__The request__
Transcribe each line of the records below exactly, excluding any embedded images.

__Record excerpts__
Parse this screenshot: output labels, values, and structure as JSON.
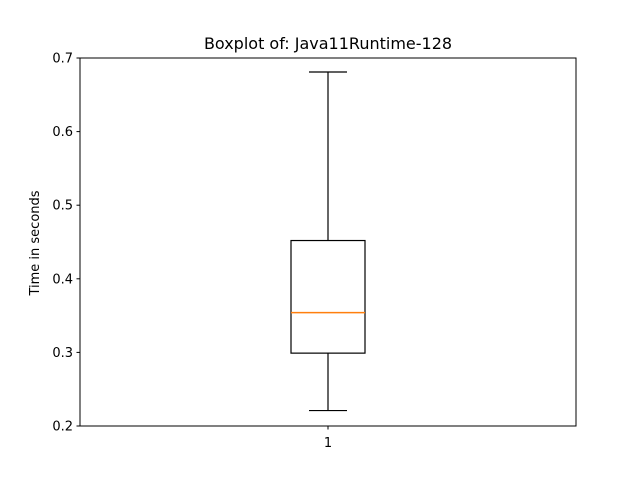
{
  "chart_data": {
    "type": "boxplot",
    "title": "Boxplot of: Java11Runtime-128",
    "xlabel": "",
    "ylabel": "Time in seconds",
    "ylim": [
      0.2,
      0.7
    ],
    "yticks": [
      "0.2",
      "0.3",
      "0.4",
      "0.5",
      "0.6",
      "0.7"
    ],
    "categories": [
      "1"
    ],
    "boxes": [
      {
        "category": "1",
        "whisker_low": 0.221,
        "q1": 0.299,
        "median": 0.354,
        "q3": 0.452,
        "whisker_high": 0.681
      }
    ],
    "grid": false,
    "colors": {
      "box": "#000000",
      "median": "#ff7f0e"
    }
  }
}
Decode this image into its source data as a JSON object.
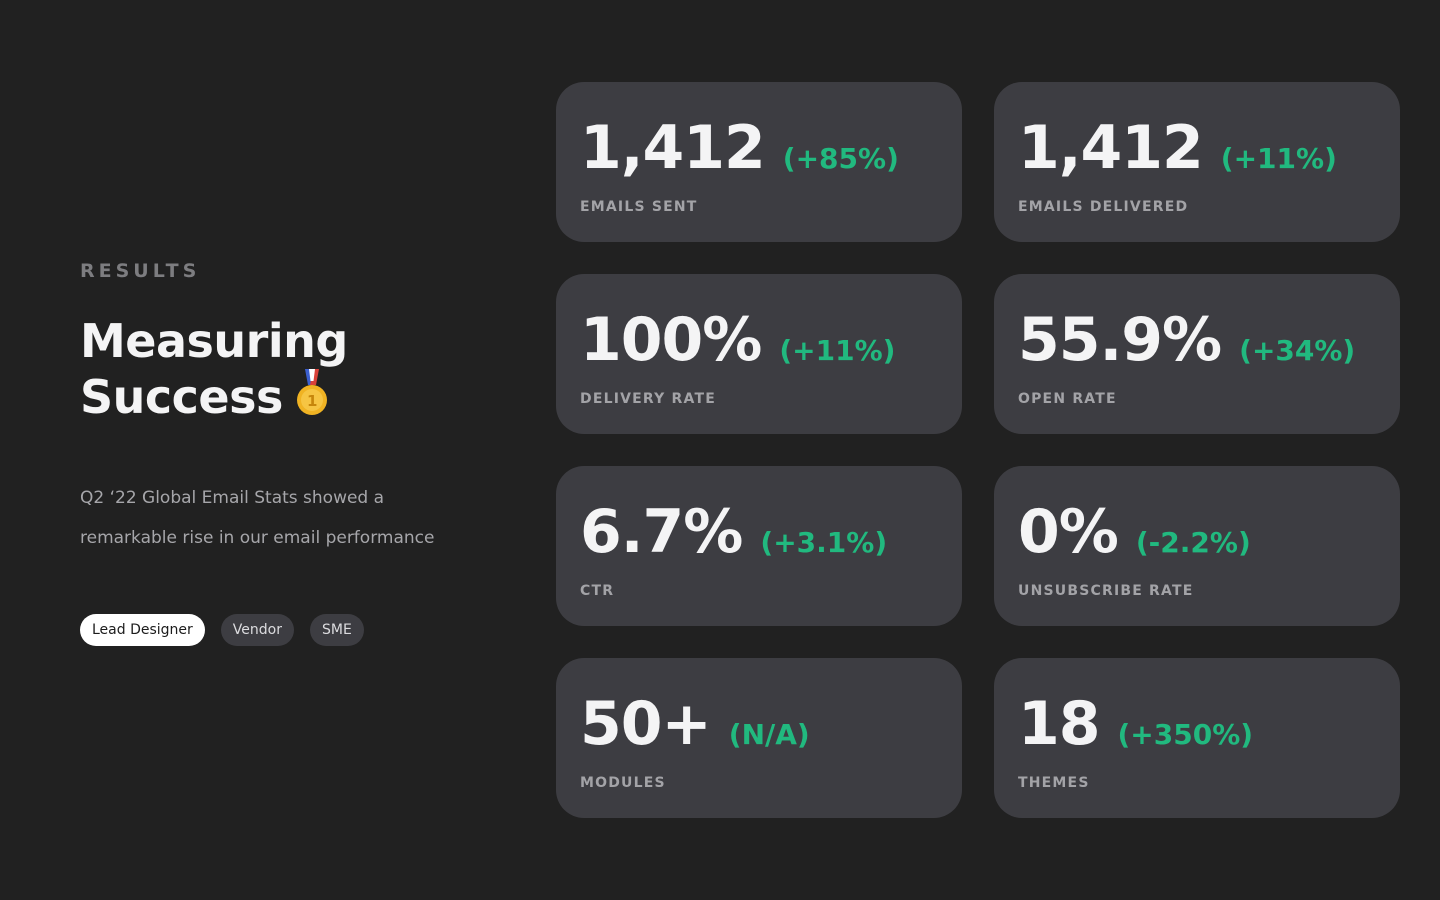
{
  "intro": {
    "eyebrow": "RESULTS",
    "title_line1": "Measuring",
    "title_line2": "Success",
    "title_icon": "medal-icon",
    "description": "Q2 ‘22 Global Email Stats showed a remarkable rise in our email performance"
  },
  "tags": [
    {
      "label": "Lead Designer",
      "active": true
    },
    {
      "label": "Vendor",
      "active": false
    },
    {
      "label": "SME",
      "active": false
    }
  ],
  "stats": [
    {
      "value": "1,412",
      "delta": "(+85%)",
      "label": "EMAILS SENT"
    },
    {
      "value": "1,412",
      "delta": "(+11%)",
      "label": "EMAILS DELIVERED"
    },
    {
      "value": "100%",
      "delta": "(+11%)",
      "label": "DELIVERY RATE"
    },
    {
      "value": "55.9%",
      "delta": "(+34%)",
      "label": "OPEN RATE"
    },
    {
      "value": "6.7%",
      "delta": "(+3.1%)",
      "label": "CTR"
    },
    {
      "value": "0%",
      "delta": "(-2.2%)",
      "label": "UNSUBSCRIBE RATE"
    },
    {
      "value": "50+",
      "delta": "(N/A)",
      "label": "MODULES"
    },
    {
      "value": "18",
      "delta": "(+350%)",
      "label": "THEMES"
    }
  ],
  "colors": {
    "background": "#212121",
    "card": "#3d3d42",
    "accent_green": "#21b97f",
    "tag_active_bg": "#ffffff"
  }
}
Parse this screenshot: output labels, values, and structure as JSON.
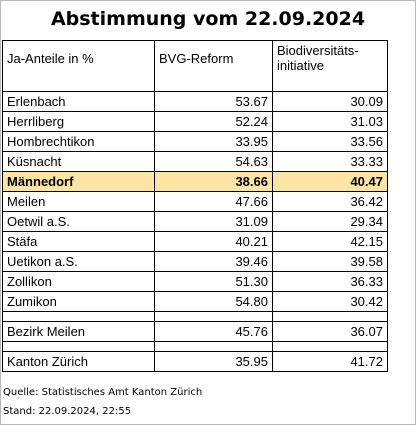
{
  "title": "Abstimmung vom 22.09.2024",
  "table": {
    "headers": [
      "Ja-Anteile in %",
      "BVG-Reform",
      "Biodiversitäts-",
      "initiative"
    ],
    "rows": [
      [
        "Erlenbach",
        "53.67",
        "30.09"
      ],
      [
        "Herrliberg",
        "52.24",
        "31.03"
      ],
      [
        "Hombrechtikon",
        "33.95",
        "33.56"
      ],
      [
        "Küsnacht",
        "54.63",
        "33.33"
      ],
      [
        "Männedorf",
        "38.66",
        "40.47"
      ],
      [
        "Meilen",
        "47.66",
        "36.42"
      ],
      [
        "Oetwil a.S.",
        "31.09",
        "29.34"
      ],
      [
        "Stäfa",
        "40.21",
        "42.15"
      ],
      [
        "Uetikon a.S.",
        "39.46",
        "39.58"
      ],
      [
        "Zollikon",
        "51.30",
        "36.33"
      ],
      [
        "Zumikon",
        "54.80",
        "30.42"
      ]
    ],
    "highlight_color": "#fce4a6",
    "summary": [
      [
        "Bezirk Meilen",
        "45.76",
        "36.07"
      ],
      [
        "Kanton Zürich",
        "35.95",
        "41.72"
      ]
    ]
  },
  "footer": {
    "source": "Quelle: Statistisches Amt Kanton Zürich",
    "stand": "Stand: 22.09.2024, 22:55"
  }
}
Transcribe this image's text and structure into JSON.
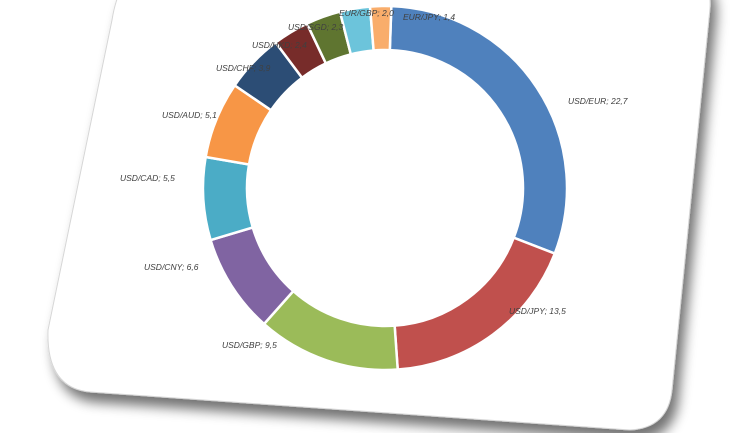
{
  "chart_data": {
    "type": "pie",
    "style": "donut",
    "start": "top, clockwise",
    "slices": [
      {
        "label": "USD/EUR; 22,7",
        "name": "USD/EUR",
        "value": 22.7,
        "color": "#4F81BD"
      },
      {
        "label": "USD/JPY; 13,5",
        "name": "USD/JPY",
        "value": 13.5,
        "color": "#C0504D"
      },
      {
        "label": "USD/GBP; 9,5",
        "name": "USD/GBP",
        "value": 9.5,
        "color": "#9BBB59"
      },
      {
        "label": "USD/CNY; 6,6",
        "name": "USD/CNY",
        "value": 6.6,
        "color": "#8064A2"
      },
      {
        "label": "USD/CAD; 5,5",
        "name": "USD/CAD",
        "value": 5.5,
        "color": "#4BACC6"
      },
      {
        "label": "USD/AUD; 5,1",
        "name": "USD/AUD",
        "value": 5.1,
        "color": "#F79646"
      },
      {
        "label": "USD/CHF; 3,9",
        "name": "USD/CHF",
        "value": 3.9,
        "color": "#2C4D75"
      },
      {
        "label": "USD/HKD; 2,4",
        "name": "USD/HKD",
        "value": 2.4,
        "color": "#772C2A"
      },
      {
        "label": "USD/SGD; 2,3",
        "name": "USD/SGD",
        "value": 2.3,
        "color": "#5F7530"
      },
      {
        "label": "EUR/GBP; 2,0",
        "name": "EUR/GBP",
        "value": 2.0,
        "color": "#6CC4DB"
      },
      {
        "label": "EUR/JPY; 1,4",
        "name": "EUR/JPY",
        "value": 1.4,
        "color": "#F9AD6B"
      }
    ]
  }
}
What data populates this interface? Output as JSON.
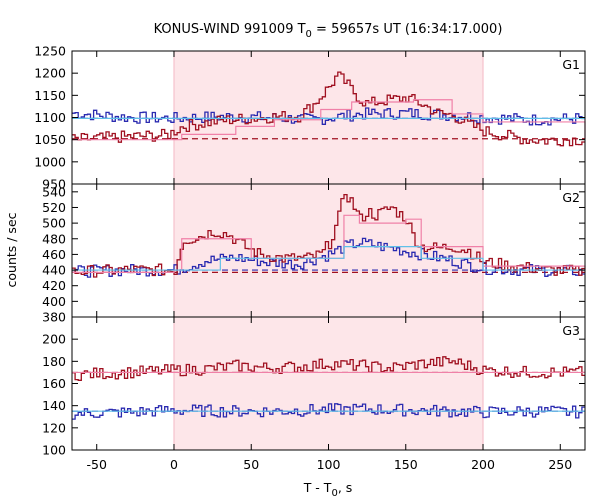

__Worked solution__
Parse this screenshot: output labels, values, and structure as JSON.
{
  "chart_data": {
    "type": "boxplot",
    "title": "Boxplot of: Java11Runtime-128",
    "xlabel": "",
    "ylabel": "Time in seconds",
    "ylim": [
      0.2,
      0.7
    ],
    "yticks": [
      "0.2",
      "0.3",
      "0.4",
      "0.5",
      "0.6",
      "0.7"
    ],
    "categories": [
      "1"
    ],
    "boxes": [
      {
        "category": "1",
        "whisker_low": 0.221,
        "q1": 0.299,
        "median": 0.354,
        "q3": 0.452,
        "whisker_high": 0.681
      }
    ],
    "grid": false,
    "colors": {
      "box": "#000000",
      "median": "#ff7f0e"
    }
  }
}
Decode this image into its source data as a JSON object.
{
  "intro": {
    "eyebrow": "RESULTS",
    "title_line1": "Measuring",
    "title_line2": "Success",
    "title_icon": "medal-icon",
    "description": "Q2 ‘22 Global Email Stats showed a remarkable rise in our email performance"
  },
  "tags": [
    {
      "label": "Lead Designer",
      "active": true
    },
    {
      "label": "Vendor",
      "active": false
    },
    {
      "label": "SME",
      "active": false
    }
  ],
  "stats": [
    {
      "value": "1,412",
      "delta": "(+85%)",
      "label": "EMAILS SENT"
    },
    {
      "value": "1,412",
      "delta": "(+11%)",
      "label": "EMAILS DELIVERED"
    },
    {
      "value": "100%",
      "delta": "(+11%)",
      "label": "DELIVERY RATE"
    },
    {
      "value": "55.9%",
      "delta": "(+34%)",
      "label": "OPEN RATE"
    },
    {
      "value": "6.7%",
      "delta": "(+3.1%)",
      "label": "CTR"
    },
    {
      "value": "0%",
      "delta": "(-2.2%)",
      "label": "UNSUBSCRIBE RATE"
    },
    {
      "value": "50+",
      "delta": "(N/A)",
      "label": "MODULES"
    },
    {
      "value": "18",
      "delta": "(+350%)",
      "label": "THEMES"
    }
  ],
  "colors": {
    "background": "#212121",
    "card": "#3d3d42",
    "accent_green": "#21b97f",
    "tag_active_bg": "#ffffff"
  }
}
Parse this screenshot: output labels, values, and structure as JSON.
{
  "title": "Abstimmung vom 22.09.2024",
  "table": {
    "headers": [
      "Ja-Anteile in %",
      "BVG-Reform",
      "Biodiversitäts-",
      "initiative"
    ],
    "rows": [
      [
        "Erlenbach",
        "53.67",
        "30.09"
      ],
      [
        "Herrliberg",
        "52.24",
        "31.03"
      ],
      [
        "Hombrechtikon",
        "33.95",
        "33.56"
      ],
      [
        "Küsnacht",
        "54.63",
        "33.33"
      ],
      [
        "Männedorf",
        "38.66",
        "40.47"
      ],
      [
        "Meilen",
        "47.66",
        "36.42"
      ],
      [
        "Oetwil a.S.",
        "31.09",
        "29.34"
      ],
      [
        "Stäfa",
        "40.21",
        "42.15"
      ],
      [
        "Uetikon a.S.",
        "39.46",
        "39.58"
      ],
      [
        "Zollikon",
        "51.30",
        "36.33"
      ],
      [
        "Zumikon",
        "54.80",
        "30.42"
      ]
    ],
    "highlight_color": "#fce4a6",
    "summary": [
      [
        "Bezirk Meilen",
        "45.76",
        "36.07"
      ],
      [
        "Kanton Zürich",
        "35.95",
        "41.72"
      ]
    ]
  },
  "footer": {
    "source": "Quelle: Statistisches Amt Kanton Zürich",
    "stand": "Stand: 22.09.2024, 22:55"
  }
}
Transcribe this image's text and structure into JSON.
{
  "chart_data": {
    "type": "pie",
    "style": "donut",
    "start": "top, clockwise",
    "slices": [
      {
        "label": "USD/EUR; 22,7",
        "name": "USD/EUR",
        "value": 22.7,
        "color": "#4F81BD"
      },
      {
        "label": "USD/JPY; 13,5",
        "name": "USD/JPY",
        "value": 13.5,
        "color": "#C0504D"
      },
      {
        "label": "USD/GBP; 9,5",
        "name": "USD/GBP",
        "value": 9.5,
        "color": "#9BBB59"
      },
      {
        "label": "USD/CNY; 6,6",
        "name": "USD/CNY",
        "value": 6.6,
        "color": "#8064A2"
      },
      {
        "label": "USD/CAD; 5,5",
        "name": "USD/CAD",
        "value": 5.5,
        "color": "#4BACC6"
      },
      {
        "label": "USD/AUD; 5,1",
        "name": "USD/AUD",
        "value": 5.1,
        "color": "#F79646"
      },
      {
        "label": "USD/CHF; 3,9",
        "name": "USD/CHF",
        "value": 3.9,
        "color": "#2C4D75"
      },
      {
        "label": "USD/HKD; 2,4",
        "name": "USD/HKD",
        "value": 2.4,
        "color": "#772C2A"
      },
      {
        "label": "USD/SGD; 2,3",
        "name": "USD/SGD",
        "value": 2.3,
        "color": "#5F7530"
      },
      {
        "label": "EUR/GBP; 2,0",
        "name": "EUR/GBP",
        "value": 2.0,
        "color": "#6CC4DB"
      },
      {
        "label": "EUR/JPY; 1,4",
        "name": "EUR/JPY",
        "value": 1.4,
        "color": "#F9AD6B"
      }
    ]
  }
}
What data populates this interface? Output as JSON.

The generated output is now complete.